→ **What to produce**
Only a number is wanted: how many lines in the listing contain the word "same"?

→ **Record extracts**
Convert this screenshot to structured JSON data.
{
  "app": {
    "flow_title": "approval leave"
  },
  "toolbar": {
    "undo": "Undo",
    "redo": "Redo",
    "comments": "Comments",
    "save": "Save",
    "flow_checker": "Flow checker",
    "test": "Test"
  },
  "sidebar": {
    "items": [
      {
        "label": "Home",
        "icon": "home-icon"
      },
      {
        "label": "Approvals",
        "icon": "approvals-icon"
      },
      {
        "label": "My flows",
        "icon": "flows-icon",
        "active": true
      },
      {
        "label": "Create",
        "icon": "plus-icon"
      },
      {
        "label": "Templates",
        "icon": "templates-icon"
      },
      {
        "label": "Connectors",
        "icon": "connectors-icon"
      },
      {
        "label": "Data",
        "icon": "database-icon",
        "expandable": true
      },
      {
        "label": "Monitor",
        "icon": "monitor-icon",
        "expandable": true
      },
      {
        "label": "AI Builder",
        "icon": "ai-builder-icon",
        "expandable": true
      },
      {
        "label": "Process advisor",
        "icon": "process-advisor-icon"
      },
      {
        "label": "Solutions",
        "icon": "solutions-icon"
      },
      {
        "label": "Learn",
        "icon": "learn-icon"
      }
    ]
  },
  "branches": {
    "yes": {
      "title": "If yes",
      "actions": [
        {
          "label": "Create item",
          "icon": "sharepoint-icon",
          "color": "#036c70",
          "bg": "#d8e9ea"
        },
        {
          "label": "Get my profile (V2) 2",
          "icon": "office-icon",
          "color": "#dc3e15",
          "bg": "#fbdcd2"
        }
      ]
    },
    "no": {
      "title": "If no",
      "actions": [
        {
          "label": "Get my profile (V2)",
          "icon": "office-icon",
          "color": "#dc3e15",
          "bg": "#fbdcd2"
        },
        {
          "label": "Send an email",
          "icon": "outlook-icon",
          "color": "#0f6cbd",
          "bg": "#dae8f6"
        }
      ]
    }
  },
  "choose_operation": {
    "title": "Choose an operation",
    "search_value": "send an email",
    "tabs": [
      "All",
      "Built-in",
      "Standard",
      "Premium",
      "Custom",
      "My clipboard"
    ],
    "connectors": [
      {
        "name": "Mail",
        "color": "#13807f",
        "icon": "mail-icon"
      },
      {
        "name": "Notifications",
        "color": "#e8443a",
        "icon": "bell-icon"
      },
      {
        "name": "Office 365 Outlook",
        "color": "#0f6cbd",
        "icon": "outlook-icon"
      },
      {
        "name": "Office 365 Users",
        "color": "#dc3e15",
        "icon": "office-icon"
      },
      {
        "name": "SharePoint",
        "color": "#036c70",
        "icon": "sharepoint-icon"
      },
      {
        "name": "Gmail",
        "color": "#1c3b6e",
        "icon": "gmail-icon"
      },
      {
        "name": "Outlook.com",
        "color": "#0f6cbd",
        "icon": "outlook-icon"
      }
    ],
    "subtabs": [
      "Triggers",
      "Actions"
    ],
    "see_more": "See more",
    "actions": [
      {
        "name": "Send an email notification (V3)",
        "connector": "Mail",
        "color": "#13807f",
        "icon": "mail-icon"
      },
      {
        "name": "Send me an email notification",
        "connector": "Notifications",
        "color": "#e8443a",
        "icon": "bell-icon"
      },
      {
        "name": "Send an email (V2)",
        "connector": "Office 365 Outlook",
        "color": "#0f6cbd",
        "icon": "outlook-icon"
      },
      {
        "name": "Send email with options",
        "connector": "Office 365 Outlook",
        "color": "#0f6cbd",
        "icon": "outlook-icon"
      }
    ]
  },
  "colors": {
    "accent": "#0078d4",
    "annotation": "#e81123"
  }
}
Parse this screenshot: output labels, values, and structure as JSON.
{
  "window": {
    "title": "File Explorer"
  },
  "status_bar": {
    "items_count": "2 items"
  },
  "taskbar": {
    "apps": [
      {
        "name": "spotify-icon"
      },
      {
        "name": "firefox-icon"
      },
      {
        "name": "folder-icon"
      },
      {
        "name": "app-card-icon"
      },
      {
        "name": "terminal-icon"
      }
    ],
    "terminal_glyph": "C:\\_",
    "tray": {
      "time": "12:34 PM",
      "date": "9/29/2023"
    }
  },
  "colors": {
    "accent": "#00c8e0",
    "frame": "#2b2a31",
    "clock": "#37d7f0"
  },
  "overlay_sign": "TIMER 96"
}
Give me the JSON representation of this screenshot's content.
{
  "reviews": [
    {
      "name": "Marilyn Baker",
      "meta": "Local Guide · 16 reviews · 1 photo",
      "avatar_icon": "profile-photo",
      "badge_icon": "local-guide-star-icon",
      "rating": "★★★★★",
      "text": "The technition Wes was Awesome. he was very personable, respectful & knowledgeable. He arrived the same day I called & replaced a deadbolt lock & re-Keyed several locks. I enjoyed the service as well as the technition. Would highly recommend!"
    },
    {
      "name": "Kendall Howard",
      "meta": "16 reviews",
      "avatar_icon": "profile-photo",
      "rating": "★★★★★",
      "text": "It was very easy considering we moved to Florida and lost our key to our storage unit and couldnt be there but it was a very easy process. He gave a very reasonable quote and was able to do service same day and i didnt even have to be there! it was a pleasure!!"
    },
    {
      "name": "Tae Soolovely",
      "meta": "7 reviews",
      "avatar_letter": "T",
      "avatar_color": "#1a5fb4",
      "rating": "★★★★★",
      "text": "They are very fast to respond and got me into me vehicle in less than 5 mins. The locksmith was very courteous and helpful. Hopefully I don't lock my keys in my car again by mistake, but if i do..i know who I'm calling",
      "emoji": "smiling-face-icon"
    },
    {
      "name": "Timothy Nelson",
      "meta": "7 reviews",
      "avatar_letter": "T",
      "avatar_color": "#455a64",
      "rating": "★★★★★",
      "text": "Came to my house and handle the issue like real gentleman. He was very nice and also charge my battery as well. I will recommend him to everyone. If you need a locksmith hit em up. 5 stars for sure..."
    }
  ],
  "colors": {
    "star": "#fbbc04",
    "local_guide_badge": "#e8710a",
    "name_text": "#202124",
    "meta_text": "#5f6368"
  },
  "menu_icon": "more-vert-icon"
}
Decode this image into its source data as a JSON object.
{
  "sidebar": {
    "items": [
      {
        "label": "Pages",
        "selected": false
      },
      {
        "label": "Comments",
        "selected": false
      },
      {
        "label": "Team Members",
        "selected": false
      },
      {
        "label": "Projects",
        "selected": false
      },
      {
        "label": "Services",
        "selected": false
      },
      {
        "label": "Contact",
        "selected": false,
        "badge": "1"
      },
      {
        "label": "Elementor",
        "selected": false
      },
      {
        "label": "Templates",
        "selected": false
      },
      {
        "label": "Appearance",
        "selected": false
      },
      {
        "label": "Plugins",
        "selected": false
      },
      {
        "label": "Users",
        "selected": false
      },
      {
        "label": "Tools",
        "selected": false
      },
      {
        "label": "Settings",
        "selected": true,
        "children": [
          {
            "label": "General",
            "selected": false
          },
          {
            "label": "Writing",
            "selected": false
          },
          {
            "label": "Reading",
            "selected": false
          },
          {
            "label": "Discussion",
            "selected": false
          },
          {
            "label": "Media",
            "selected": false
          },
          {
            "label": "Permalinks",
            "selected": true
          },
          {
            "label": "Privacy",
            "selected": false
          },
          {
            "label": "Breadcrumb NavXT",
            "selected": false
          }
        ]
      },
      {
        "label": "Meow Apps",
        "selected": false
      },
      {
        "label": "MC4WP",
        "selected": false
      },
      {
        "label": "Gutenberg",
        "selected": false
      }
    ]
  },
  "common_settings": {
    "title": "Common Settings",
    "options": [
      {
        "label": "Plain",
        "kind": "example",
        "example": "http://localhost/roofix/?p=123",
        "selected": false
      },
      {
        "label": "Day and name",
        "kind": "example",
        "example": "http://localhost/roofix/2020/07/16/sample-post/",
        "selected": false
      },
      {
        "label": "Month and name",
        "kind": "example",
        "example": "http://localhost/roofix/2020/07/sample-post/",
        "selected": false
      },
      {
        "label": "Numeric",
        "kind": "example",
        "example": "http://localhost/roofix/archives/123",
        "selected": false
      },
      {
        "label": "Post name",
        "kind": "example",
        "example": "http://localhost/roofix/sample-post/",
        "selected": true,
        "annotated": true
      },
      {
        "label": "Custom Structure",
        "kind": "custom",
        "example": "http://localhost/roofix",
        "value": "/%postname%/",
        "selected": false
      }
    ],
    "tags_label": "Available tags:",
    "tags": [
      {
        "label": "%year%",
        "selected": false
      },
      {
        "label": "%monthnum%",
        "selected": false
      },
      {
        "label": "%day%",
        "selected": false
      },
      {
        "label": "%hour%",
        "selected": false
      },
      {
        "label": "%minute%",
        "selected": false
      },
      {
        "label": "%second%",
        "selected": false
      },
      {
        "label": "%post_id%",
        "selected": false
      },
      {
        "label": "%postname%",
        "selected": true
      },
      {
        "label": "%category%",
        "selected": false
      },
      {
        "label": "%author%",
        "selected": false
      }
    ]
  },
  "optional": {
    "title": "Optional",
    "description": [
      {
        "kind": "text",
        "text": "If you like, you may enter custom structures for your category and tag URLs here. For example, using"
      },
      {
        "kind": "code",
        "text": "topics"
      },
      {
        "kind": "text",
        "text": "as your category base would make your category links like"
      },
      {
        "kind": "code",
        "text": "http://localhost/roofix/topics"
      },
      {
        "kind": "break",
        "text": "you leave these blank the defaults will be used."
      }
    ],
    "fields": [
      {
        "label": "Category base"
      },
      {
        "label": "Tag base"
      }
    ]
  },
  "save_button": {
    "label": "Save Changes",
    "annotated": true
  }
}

→ **Final result**
2